■ YOUR INSTRUCTIONS
The listing below should be copied in full, word for word.

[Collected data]
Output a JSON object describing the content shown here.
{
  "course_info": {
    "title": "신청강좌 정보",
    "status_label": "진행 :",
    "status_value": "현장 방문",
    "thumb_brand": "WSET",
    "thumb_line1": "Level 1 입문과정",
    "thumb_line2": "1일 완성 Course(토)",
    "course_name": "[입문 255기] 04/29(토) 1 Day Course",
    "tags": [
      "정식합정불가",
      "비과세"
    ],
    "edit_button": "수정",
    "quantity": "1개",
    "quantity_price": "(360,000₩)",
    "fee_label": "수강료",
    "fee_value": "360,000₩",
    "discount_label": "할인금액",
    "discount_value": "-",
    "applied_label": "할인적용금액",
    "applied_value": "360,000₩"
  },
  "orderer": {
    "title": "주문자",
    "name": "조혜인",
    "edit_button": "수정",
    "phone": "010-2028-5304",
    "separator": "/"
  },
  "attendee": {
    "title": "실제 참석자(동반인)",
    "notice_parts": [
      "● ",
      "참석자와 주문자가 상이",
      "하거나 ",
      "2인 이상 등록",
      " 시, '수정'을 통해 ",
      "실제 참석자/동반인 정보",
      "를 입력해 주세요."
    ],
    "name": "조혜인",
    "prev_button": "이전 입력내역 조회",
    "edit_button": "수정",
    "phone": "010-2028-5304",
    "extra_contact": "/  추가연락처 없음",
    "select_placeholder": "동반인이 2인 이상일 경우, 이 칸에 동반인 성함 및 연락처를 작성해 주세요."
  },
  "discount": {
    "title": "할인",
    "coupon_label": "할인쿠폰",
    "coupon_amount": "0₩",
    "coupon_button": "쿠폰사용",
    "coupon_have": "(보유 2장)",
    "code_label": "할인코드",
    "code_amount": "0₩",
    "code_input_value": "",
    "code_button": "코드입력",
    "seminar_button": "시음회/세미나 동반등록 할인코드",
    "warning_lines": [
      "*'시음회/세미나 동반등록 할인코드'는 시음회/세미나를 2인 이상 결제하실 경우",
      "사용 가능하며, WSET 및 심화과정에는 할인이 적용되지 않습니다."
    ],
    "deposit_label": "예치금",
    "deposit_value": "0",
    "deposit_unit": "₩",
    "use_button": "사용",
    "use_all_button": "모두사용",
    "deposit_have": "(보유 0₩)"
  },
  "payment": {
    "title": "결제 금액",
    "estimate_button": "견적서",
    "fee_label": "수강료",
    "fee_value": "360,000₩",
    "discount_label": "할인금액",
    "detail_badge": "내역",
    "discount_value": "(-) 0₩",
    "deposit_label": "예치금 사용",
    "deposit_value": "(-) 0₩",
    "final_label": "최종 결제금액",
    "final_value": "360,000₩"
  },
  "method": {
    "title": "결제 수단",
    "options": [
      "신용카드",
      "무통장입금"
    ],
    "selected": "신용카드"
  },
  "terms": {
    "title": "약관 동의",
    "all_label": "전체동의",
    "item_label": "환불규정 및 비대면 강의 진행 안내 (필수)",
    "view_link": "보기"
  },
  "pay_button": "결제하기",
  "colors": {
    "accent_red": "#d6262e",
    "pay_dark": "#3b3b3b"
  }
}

■ EXERCISE RESULT
Output a JSON object describing the content shown here.
{
  "course_info": {
    "title": "신청강좌 정보",
    "status_label": "진행 :",
    "status_value": "현장 방문",
    "thumb_brand": "WSET",
    "thumb_line1": "Level 1 입문과정",
    "thumb_line2": "1일 완성 Course(토)",
    "course_name": "[입문 255기] 04/29(토) 1 Day Course",
    "tags": [
      "정식합정불가",
      "비과세"
    ],
    "edit_button": "수정",
    "quantity": "1개",
    "quantity_price": "(360,000₩)",
    "fee_label": "수강료",
    "fee_value": "360,000₩",
    "discount_label": "할인금액",
    "discount_value": "-",
    "applied_label": "할인적용금액",
    "applied_value": "360,000₩"
  },
  "orderer": {
    "title": "주문자",
    "name": "조혜인",
    "edit_button": "수정",
    "phone": "010-2028-5304",
    "separator": "/"
  },
  "attendee": {
    "title": "실제 참석자(동반인)",
    "notice_parts": [
      "● ",
      "참석자와 주문자가 상이",
      "하거나 ",
      "2인 이상 등록",
      " 시, '수정'을 통해 ",
      "실제 참석자/동반인 정보",
      "를 입력해 주세요."
    ],
    "name": "조혜인",
    "prev_button": "이전 입력내역 조회",
    "edit_button": "수정",
    "phone": "010-2028-5304",
    "extra_contact": "/  추가연락처 없음",
    "select_placeholder": "동반인이 2인 이상일 경우, 이 칸에 동반인 성함 및 연락처를 작성해 주세요."
  },
  "discount": {
    "title": "할인",
    "coupon_label": "할인쿠폰",
    "coupon_amount": "0₩",
    "coupon_button": "쿠폰사용",
    "coupon_have": "(보유 2장)",
    "code_label": "할인코드",
    "code_amount": "0₩",
    "code_input_value": "",
    "code_button": "코드입력",
    "seminar_button": "시음회/세미나 동반등록 할인코드",
    "warning_lines": [
      "*'시음회/세미나 동반등록 할인코드'는 시음회/세미나를 2인 이상 결제하실 경우",
      "사용 가능하며, WSET 및 심화과정에는 할인이 적용되지 않습니다."
    ],
    "deposit_label": "예치금",
    "deposit_value": "0",
    "deposit_unit": "₩",
    "use_button": "사용",
    "use_all_button": "모두사용",
    "deposit_have": "(보유 0₩)"
  },
  "payment": {
    "title": "결제 금액",
    "estimate_button": "견적서",
    "fee_label": "수강료",
    "fee_value": "360,000₩",
    "discount_label": "할인금액",
    "detail_badge": "내역",
    "discount_value": "(-) 0₩",
    "deposit_label": "예치금 사용",
    "deposit_value": "(-) 0₩",
    "final_label": "최종 결제금액",
    "final_value": "360,000₩"
  },
  "method": {
    "title": "결제 수단",
    "options": [
      "신용카드",
      "무통장입금"
    ],
    "selected": "신용카드"
  },
  "terms": {
    "title": "약관 동의",
    "all_label": "전체동의",
    "item_label": "환불규정 및 비대면 강의 진행 안내 (필수)",
    "view_link": "보기"
  },
  "pay_button": "결제하기",
  "colors": {
    "accent_red": "#d6262e",
    "pay_dark": "#3b3b3b"
  }
}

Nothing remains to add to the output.